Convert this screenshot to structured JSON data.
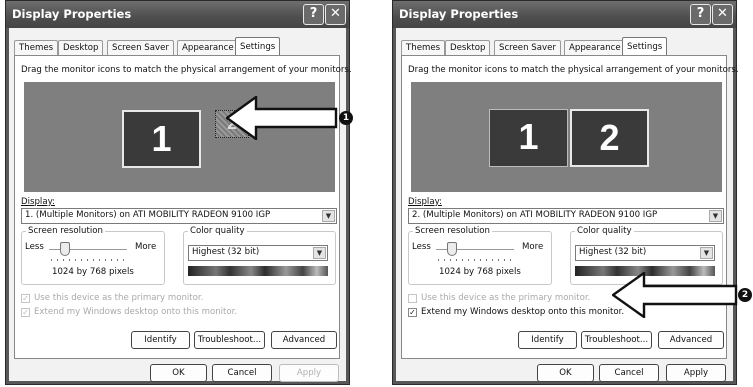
{
  "windows": [
    {
      "title": "Display Properties",
      "help_glyph": "?",
      "close_glyph": "✕",
      "tabs": [
        "Themes",
        "Desktop",
        "Screen Saver",
        "Appearance",
        "Settings"
      ],
      "selected_tab": "Settings",
      "instruction": "Drag the monitor icons to match the physical arrangement of your monitors.",
      "monitors": [
        "1",
        "2"
      ],
      "display_label": "Display:",
      "display_value": "1. (Multiple Monitors) on ATI MOBILITY RADEON 9100 IGP",
      "resolution_group": "Screen resolution",
      "res_less": "Less",
      "res_more": "More",
      "resolution_value": "1024 by 768 pixels",
      "quality_group": "Color quality",
      "quality_value": "Highest (32 bit)",
      "primary_checkbox": "Use this device as the primary monitor.",
      "primary_checked": true,
      "extend_checkbox": "Extend my Windows desktop onto this monitor.",
      "extend_checked": true,
      "btn_identify": "Identify",
      "btn_troubleshoot": "Troubleshoot...",
      "btn_advanced": "Advanced",
      "btn_ok": "OK",
      "btn_cancel": "Cancel",
      "btn_apply": "Apply",
      "callout": "1"
    },
    {
      "title": "Display Properties",
      "help_glyph": "?",
      "close_glyph": "✕",
      "tabs": [
        "Themes",
        "Desktop",
        "Screen Saver",
        "Appearance",
        "Settings"
      ],
      "selected_tab": "Settings",
      "instruction": "Drag the monitor icons to match the physical arrangement of your monitors.",
      "monitors": [
        "1",
        "2"
      ],
      "display_label": "Display:",
      "display_value": "2. (Multiple Monitors) on ATI MOBILITY RADEON 9100 IGP",
      "resolution_group": "Screen resolution",
      "res_less": "Less",
      "res_more": "More",
      "resolution_value": "1024 by 768 pixels",
      "quality_group": "Color quality",
      "quality_value": "Highest (32 bit)",
      "primary_checkbox": "Use this device as the primary monitor.",
      "primary_checked": false,
      "extend_checkbox": "Extend my Windows desktop onto this monitor.",
      "extend_checked": true,
      "btn_identify": "Identify",
      "btn_troubleshoot": "Troubleshoot...",
      "btn_advanced": "Advanced",
      "btn_ok": "OK",
      "btn_cancel": "Cancel",
      "btn_apply": "Apply",
      "callout": "2"
    }
  ]
}
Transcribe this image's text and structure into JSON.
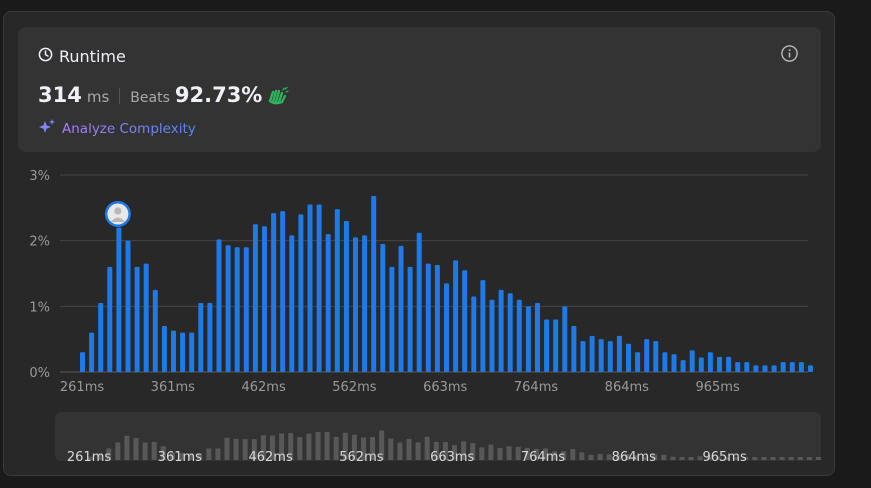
{
  "runtime": {
    "title": "Runtime",
    "value": "314",
    "unit": "ms",
    "beats_label": "Beats",
    "beats_value": "92.73%",
    "analyze_label": "Analyze Complexity"
  },
  "icons": {
    "clock": "clock-icon",
    "info": "info-icon",
    "clap": "clap-icon",
    "sparkle": "sparkle-icon",
    "avatar": "avatar-icon"
  },
  "colors": {
    "bar": "#1e7ae8",
    "mini_bar": "#585858",
    "clap": "#2db55d"
  },
  "chart_data": {
    "type": "bar",
    "title": "",
    "xlabel": "",
    "ylabel": "",
    "y_tick_labels": [
      "0%",
      "1%",
      "2%",
      "3%"
    ],
    "x_tick_labels": [
      "261ms",
      "361ms",
      "462ms",
      "562ms",
      "663ms",
      "764ms",
      "864ms",
      "965ms"
    ],
    "ylim": [
      0,
      3
    ],
    "grid": true,
    "highlight_index": 4,
    "values": [
      0.3,
      0.6,
      1.05,
      1.6,
      2.2,
      2.0,
      1.6,
      1.65,
      1.25,
      0.7,
      0.63,
      0.6,
      0.6,
      1.05,
      1.05,
      2.02,
      1.93,
      1.9,
      1.9,
      2.25,
      2.22,
      2.42,
      2.45,
      2.08,
      2.4,
      2.55,
      2.55,
      2.1,
      2.48,
      2.3,
      2.05,
      2.08,
      2.68,
      1.95,
      1.6,
      1.92,
      1.6,
      2.12,
      1.65,
      1.63,
      1.35,
      1.7,
      1.55,
      1.15,
      1.4,
      1.1,
      1.25,
      1.2,
      1.1,
      1.0,
      1.05,
      0.8,
      0.8,
      1.0,
      0.7,
      0.47,
      0.55,
      0.5,
      0.47,
      0.55,
      0.43,
      0.3,
      0.5,
      0.47,
      0.3,
      0.27,
      0.18,
      0.33,
      0.22,
      0.3,
      0.23,
      0.23,
      0.15,
      0.15,
      0.1,
      0.1,
      0.1,
      0.15,
      0.15,
      0.15,
      0.1
    ]
  }
}
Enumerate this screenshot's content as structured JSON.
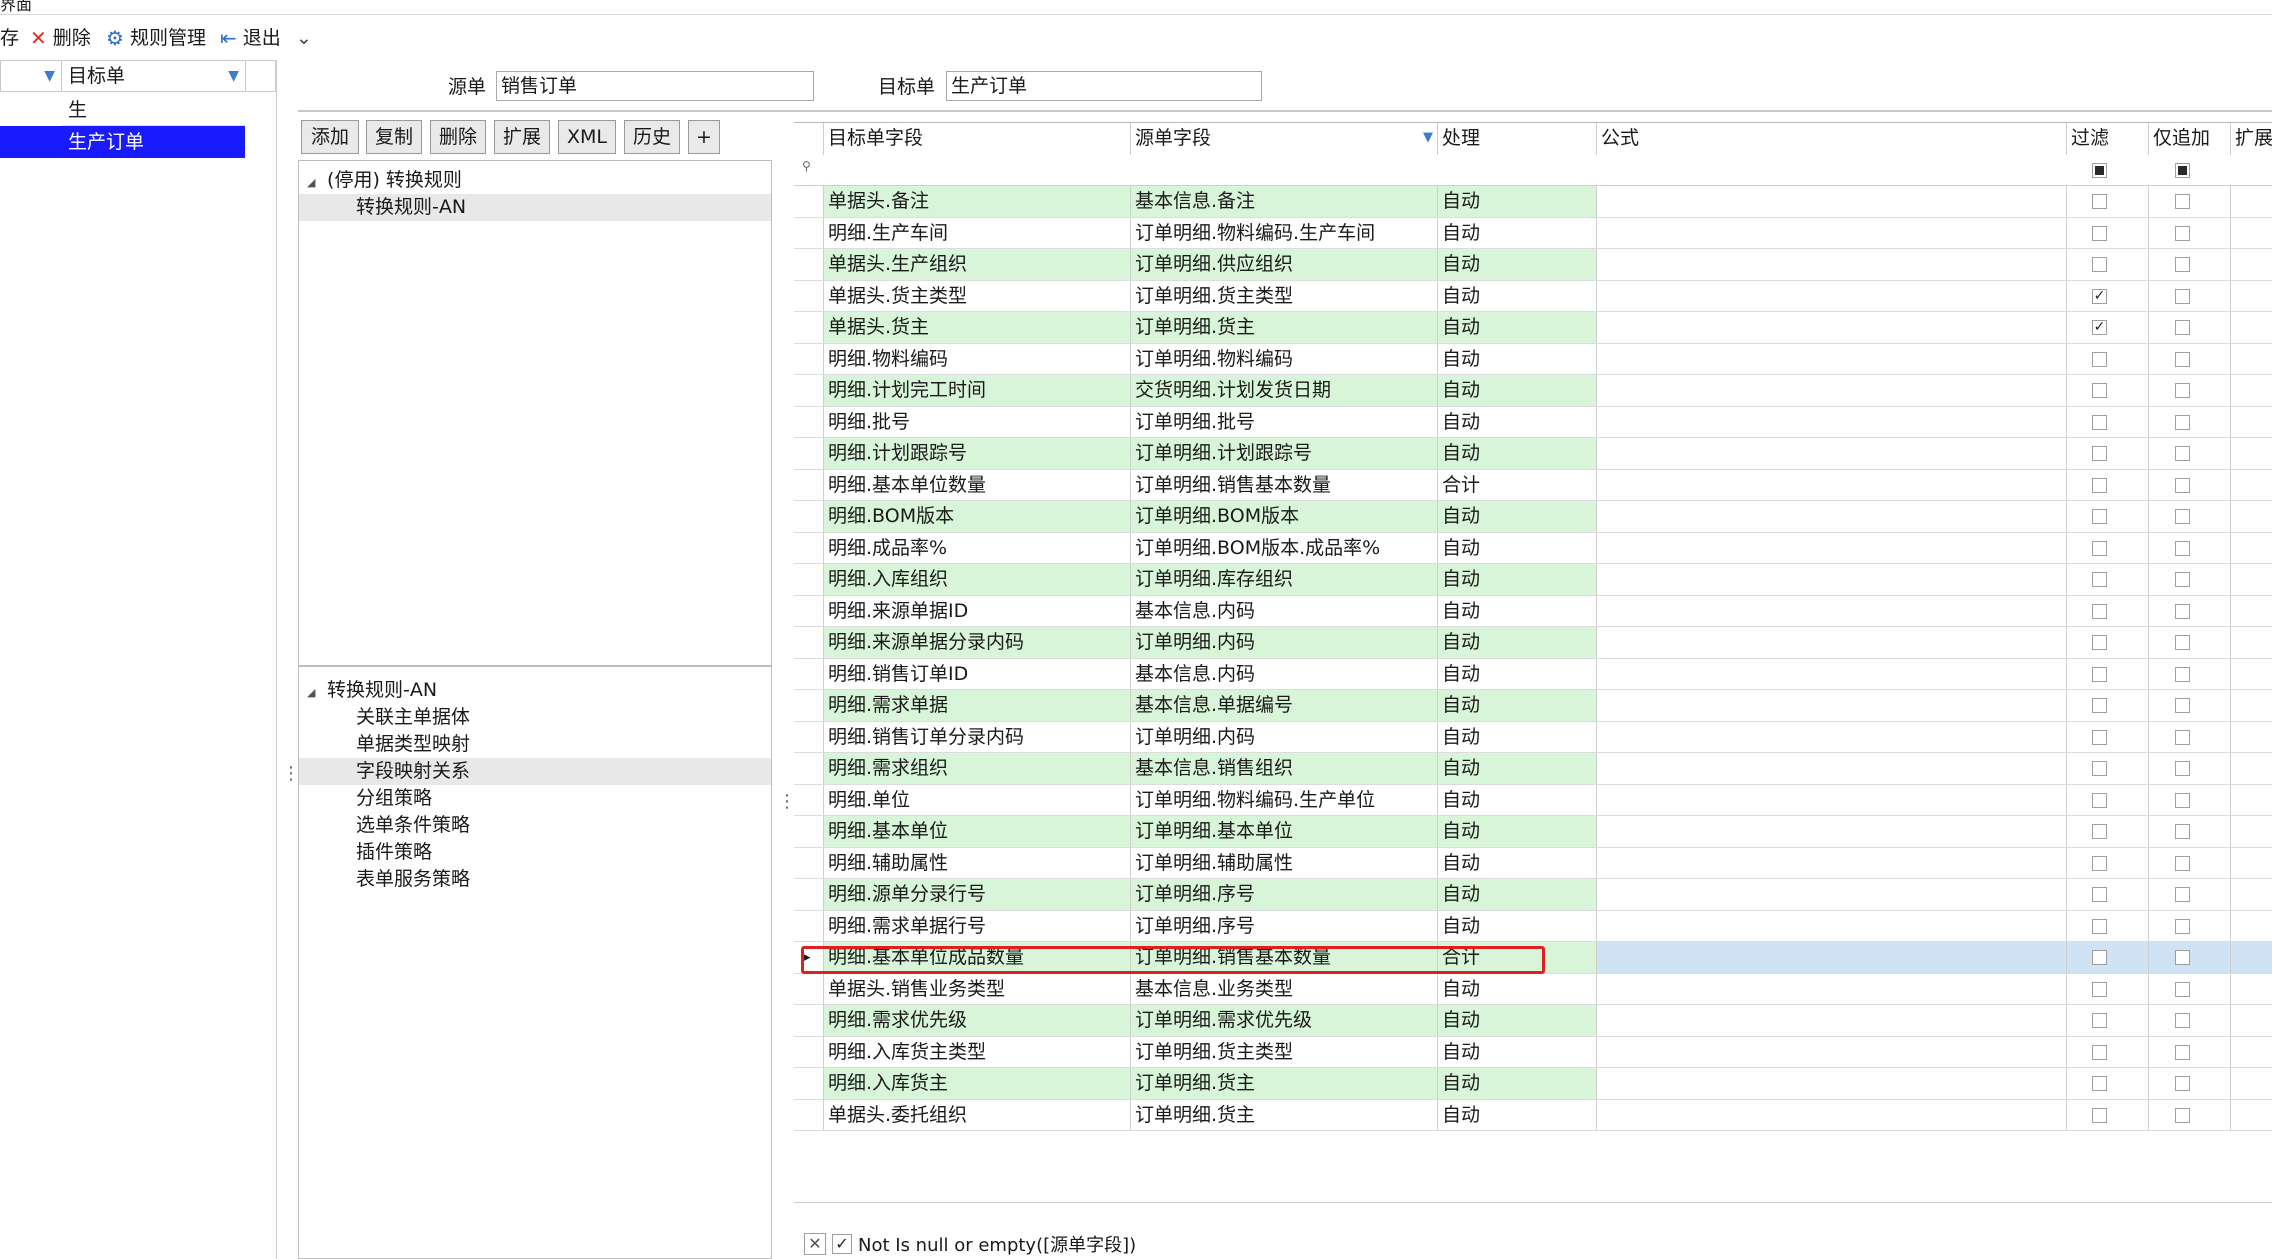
------------------------------
#### Short task
Quote all the lines above exactly as given. Do not include the pictures.

#### Right answer
Convert this screenshot to structured JSON data.
{
  "windows": [
    {
      "title": "Display Properties",
      "help_glyph": "?",
      "close_glyph": "✕",
      "tabs": [
        "Themes",
        "Desktop",
        "Screen Saver",
        "Appearance",
        "Settings"
      ],
      "selected_tab": "Settings",
      "instruction": "Drag the monitor icons to match the physical arrangement of your monitors.",
      "monitors": [
        "1",
        "2"
      ],
      "display_label": "Display:",
      "display_value": "1. (Multiple Monitors) on ATI MOBILITY RADEON 9100 IGP",
      "resolution_group": "Screen resolution",
      "res_less": "Less",
      "res_more": "More",
      "resolution_value": "1024 by 768 pixels",
      "quality_group": "Color quality",
      "quality_value": "Highest (32 bit)",
      "primary_checkbox": "Use this device as the primary monitor.",
      "primary_checked": true,
      "extend_checkbox": "Extend my Windows desktop onto this monitor.",
      "extend_checked": true,
      "btn_identify": "Identify",
      "btn_troubleshoot": "Troubleshoot...",
      "btn_advanced": "Advanced",
      "btn_ok": "OK",
      "btn_cancel": "Cancel",
      "btn_apply": "Apply",
      "callout": "1"
    },
    {
      "title": "Display Properties",
      "help_glyph": "?",
      "close_glyph": "✕",
      "tabs": [
        "Themes",
        "Desktop",
        "Screen Saver",
        "Appearance",
        "Settings"
      ],
      "selected_tab": "Settings",
      "instruction": "Drag the monitor icons to match the physical arrangement of your monitors.",
      "monitors": [
        "1",
        "2"
      ],
      "display_label": "Display:",
      "display_value": "2. (Multiple Monitors) on ATI MOBILITY RADEON 9100 IGP",
      "resolution_group": "Screen resolution",
      "res_less": "Less",
      "res_more": "More",
      "resolution_value": "1024 by 768 pixels",
      "quality_group": "Color quality",
      "quality_value": "Highest (32 bit)",
      "primary_checkbox": "Use this device as the primary monitor.",
      "primary_checked": false,
      "extend_checkbox": "Extend my Windows desktop onto this monitor.",
      "extend_checked": true,
      "btn_identify": "Identify",
      "btn_troubleshoot": "Troubleshoot...",
      "btn_advanced": "Advanced",
      "btn_ok": "OK",
      "btn_cancel": "Cancel",
      "btn_apply": "Apply",
      "callout": "2"
    }
  ]
}
Transcribe this image's text and structure into JSON.
{
  "runtime": {
    "title": "Runtime",
    "value": "314",
    "unit": "ms",
    "beats_label": "Beats",
    "beats_value": "92.73%",
    "analyze_label": "Analyze Complexity"
  },
  "icons": {
    "clock": "clock-icon",
    "info": "info-icon",
    "clap": "clap-icon",
    "sparkle": "sparkle-icon",
    "avatar": "avatar-icon"
  },
  "colors": {
    "bar": "#1e7ae8",
    "mini_bar": "#585858",
    "clap": "#2db55d"
  },
  "chart_data": {
    "type": "bar",
    "title": "",
    "xlabel": "",
    "ylabel": "",
    "y_tick_labels": [
      "0%",
      "1%",
      "2%",
      "3%"
    ],
    "x_tick_labels": [
      "261ms",
      "361ms",
      "462ms",
      "562ms",
      "663ms",
      "764ms",
      "864ms",
      "965ms"
    ],
    "ylim": [
      0,
      3
    ],
    "grid": true,
    "highlight_index": 4,
    "values": [
      0.3,
      0.6,
      1.05,
      1.6,
      2.2,
      2.0,
      1.6,
      1.65,
      1.25,
      0.7,
      0.63,
      0.6,
      0.6,
      1.05,
      1.05,
      2.02,
      1.93,
      1.9,
      1.9,
      2.25,
      2.22,
      2.42,
      2.45,
      2.08,
      2.4,
      2.55,
      2.55,
      2.1,
      2.48,
      2.3,
      2.05,
      2.08,
      2.68,
      1.95,
      1.6,
      1.92,
      1.6,
      2.12,
      1.65,
      1.63,
      1.35,
      1.7,
      1.55,
      1.15,
      1.4,
      1.1,
      1.25,
      1.2,
      1.1,
      1.0,
      1.05,
      0.8,
      0.8,
      1.0,
      0.7,
      0.47,
      0.55,
      0.5,
      0.47,
      0.55,
      0.43,
      0.3,
      0.5,
      0.47,
      0.3,
      0.27,
      0.18,
      0.33,
      0.22,
      0.3,
      0.23,
      0.23,
      0.15,
      0.15,
      0.1,
      0.1,
      0.1,
      0.15,
      0.15,
      0.15,
      0.1
    ]
  }
}
Enumerate this screenshot's content as structured JSON.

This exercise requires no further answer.